Stored dataset items:
'''

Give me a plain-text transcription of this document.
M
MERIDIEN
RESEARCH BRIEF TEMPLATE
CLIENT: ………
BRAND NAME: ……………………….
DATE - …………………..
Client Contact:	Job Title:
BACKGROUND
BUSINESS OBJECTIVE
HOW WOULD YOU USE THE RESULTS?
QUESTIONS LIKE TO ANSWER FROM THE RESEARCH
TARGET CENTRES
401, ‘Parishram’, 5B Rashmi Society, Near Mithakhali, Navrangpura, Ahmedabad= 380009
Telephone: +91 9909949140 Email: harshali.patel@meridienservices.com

'''

Write out all the lines again, exactly as they are.

Give me a plain-text transcription of this document.
M
MERIDIEN
RESEARCH BRIEF TEMPLATE
CLIENT: ………
BRAND NAME: ……………………….
DATE - …………………..
Client Contact:	Job Title:
BACKGROUND
BUSINESS OBJECTIVE
HOW WOULD YOU USE THE RESULTS?
QUESTIONS LIKE TO ANSWER FROM THE RESEARCH
TARGET CENTRES
401, ‘Parishram’, 5B Rashmi Society, Near Mithakhali, Navrangpura, Ahmedabad= 380009
Telephone: +91 9909949140 Email: harshali.patel@meridienservices.com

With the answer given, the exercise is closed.